#### Written exercise
Copy each line that contains the string "screenshot".
***** Records for this exercise
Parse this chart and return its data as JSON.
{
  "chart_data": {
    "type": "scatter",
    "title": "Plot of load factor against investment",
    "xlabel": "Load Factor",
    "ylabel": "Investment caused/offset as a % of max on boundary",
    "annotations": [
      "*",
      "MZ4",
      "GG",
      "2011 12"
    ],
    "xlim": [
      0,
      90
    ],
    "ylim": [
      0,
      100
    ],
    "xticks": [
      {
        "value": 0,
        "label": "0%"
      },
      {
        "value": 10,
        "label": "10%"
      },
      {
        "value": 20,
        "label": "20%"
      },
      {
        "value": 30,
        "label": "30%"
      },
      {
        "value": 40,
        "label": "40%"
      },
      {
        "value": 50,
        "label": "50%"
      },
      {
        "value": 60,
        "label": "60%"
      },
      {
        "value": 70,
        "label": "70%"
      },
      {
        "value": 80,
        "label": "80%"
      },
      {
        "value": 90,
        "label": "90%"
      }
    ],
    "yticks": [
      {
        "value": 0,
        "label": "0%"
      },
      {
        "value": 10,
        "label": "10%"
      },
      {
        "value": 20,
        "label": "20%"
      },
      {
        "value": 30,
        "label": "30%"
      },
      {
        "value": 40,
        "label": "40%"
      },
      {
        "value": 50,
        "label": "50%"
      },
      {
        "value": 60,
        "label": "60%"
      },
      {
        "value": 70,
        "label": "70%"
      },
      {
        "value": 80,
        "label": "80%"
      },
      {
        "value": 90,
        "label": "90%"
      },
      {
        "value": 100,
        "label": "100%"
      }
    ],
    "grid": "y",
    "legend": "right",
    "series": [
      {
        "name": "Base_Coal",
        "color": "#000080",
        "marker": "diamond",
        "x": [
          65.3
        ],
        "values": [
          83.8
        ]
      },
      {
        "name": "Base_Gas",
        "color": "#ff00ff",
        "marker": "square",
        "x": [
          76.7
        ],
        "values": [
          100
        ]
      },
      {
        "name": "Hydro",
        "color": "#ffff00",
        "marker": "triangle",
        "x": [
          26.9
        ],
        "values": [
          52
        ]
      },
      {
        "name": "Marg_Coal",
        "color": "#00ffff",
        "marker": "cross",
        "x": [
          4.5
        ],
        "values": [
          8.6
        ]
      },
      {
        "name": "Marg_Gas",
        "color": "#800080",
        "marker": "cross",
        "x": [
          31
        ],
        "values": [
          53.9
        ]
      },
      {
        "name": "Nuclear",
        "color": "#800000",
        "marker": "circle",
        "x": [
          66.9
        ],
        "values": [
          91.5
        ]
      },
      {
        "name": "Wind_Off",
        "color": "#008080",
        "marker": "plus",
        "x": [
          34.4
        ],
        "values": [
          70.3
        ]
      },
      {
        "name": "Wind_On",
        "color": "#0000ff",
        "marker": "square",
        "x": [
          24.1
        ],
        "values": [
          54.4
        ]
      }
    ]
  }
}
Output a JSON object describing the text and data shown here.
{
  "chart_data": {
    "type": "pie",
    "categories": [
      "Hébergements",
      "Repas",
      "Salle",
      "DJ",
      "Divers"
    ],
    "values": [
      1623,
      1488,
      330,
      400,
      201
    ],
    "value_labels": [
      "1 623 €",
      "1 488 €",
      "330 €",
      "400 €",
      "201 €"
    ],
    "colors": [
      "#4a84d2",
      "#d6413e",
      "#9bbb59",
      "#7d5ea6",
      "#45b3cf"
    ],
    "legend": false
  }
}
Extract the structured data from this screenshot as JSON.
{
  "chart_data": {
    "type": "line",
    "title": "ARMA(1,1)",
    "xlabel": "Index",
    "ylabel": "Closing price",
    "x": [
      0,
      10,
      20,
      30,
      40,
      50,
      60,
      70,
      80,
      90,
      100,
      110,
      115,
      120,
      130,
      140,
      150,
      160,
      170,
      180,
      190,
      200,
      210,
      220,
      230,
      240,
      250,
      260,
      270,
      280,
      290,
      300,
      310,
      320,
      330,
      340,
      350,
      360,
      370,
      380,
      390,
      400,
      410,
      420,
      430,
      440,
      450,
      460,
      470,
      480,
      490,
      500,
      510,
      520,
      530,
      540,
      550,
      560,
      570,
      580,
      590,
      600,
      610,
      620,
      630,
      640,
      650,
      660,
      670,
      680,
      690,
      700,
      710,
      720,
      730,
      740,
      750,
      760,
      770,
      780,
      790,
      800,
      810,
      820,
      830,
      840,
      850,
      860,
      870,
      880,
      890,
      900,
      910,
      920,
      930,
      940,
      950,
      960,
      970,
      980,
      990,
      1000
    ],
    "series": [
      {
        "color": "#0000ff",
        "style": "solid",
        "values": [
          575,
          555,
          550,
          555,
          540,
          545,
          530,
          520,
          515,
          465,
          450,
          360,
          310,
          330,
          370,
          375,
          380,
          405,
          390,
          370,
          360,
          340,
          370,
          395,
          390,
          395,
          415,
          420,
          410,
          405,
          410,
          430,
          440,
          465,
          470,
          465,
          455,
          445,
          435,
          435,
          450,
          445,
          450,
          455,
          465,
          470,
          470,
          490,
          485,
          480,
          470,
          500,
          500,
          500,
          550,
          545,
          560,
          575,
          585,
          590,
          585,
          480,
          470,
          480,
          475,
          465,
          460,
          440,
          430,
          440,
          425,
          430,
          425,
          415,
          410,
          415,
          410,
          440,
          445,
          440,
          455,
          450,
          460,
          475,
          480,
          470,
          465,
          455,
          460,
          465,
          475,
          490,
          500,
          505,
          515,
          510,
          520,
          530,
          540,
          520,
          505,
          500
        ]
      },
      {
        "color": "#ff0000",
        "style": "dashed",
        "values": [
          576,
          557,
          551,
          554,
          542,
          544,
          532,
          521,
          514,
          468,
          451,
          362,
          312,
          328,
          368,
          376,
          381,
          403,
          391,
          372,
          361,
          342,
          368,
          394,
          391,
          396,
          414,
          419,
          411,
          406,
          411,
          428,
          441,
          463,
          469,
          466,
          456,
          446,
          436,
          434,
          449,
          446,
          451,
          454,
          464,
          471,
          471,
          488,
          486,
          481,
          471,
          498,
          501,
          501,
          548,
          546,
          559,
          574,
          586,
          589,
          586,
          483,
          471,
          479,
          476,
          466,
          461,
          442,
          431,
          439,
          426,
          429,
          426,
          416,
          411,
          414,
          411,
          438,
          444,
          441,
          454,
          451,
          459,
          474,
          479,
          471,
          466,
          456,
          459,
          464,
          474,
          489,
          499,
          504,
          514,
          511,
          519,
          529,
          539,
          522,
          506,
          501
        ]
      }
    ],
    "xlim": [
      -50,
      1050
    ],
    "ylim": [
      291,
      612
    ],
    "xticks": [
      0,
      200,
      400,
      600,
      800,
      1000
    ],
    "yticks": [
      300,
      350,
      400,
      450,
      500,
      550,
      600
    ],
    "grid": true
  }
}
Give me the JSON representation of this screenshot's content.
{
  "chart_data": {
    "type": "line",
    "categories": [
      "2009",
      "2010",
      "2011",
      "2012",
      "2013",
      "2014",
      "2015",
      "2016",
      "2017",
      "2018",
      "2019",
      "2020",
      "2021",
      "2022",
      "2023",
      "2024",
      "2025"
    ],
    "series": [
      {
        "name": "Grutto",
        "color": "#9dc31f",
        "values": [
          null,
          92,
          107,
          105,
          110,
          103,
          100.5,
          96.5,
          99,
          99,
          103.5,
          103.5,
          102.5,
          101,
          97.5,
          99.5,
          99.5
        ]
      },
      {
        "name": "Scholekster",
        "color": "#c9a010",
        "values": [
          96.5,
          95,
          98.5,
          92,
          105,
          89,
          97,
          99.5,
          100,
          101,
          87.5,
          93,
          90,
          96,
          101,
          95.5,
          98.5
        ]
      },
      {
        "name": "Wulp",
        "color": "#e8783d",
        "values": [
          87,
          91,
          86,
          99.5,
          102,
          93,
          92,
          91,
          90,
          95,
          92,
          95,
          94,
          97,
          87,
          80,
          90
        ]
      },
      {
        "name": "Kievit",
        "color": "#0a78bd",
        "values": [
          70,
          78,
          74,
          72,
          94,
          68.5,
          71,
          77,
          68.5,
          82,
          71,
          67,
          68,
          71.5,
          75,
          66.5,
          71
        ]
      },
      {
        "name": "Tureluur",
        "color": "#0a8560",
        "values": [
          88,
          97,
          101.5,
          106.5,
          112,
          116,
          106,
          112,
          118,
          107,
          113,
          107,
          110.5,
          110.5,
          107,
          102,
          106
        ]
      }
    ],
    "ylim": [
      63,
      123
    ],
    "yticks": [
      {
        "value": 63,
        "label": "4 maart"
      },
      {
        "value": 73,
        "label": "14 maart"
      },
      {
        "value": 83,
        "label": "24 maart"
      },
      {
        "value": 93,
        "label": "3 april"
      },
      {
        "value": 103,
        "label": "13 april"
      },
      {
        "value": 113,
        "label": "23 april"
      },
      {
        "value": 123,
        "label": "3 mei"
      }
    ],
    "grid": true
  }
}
**********
#### Answer to this task
Extract the structured data from this screenshot as JSON.
Give me the JSON representation of this screenshot's content.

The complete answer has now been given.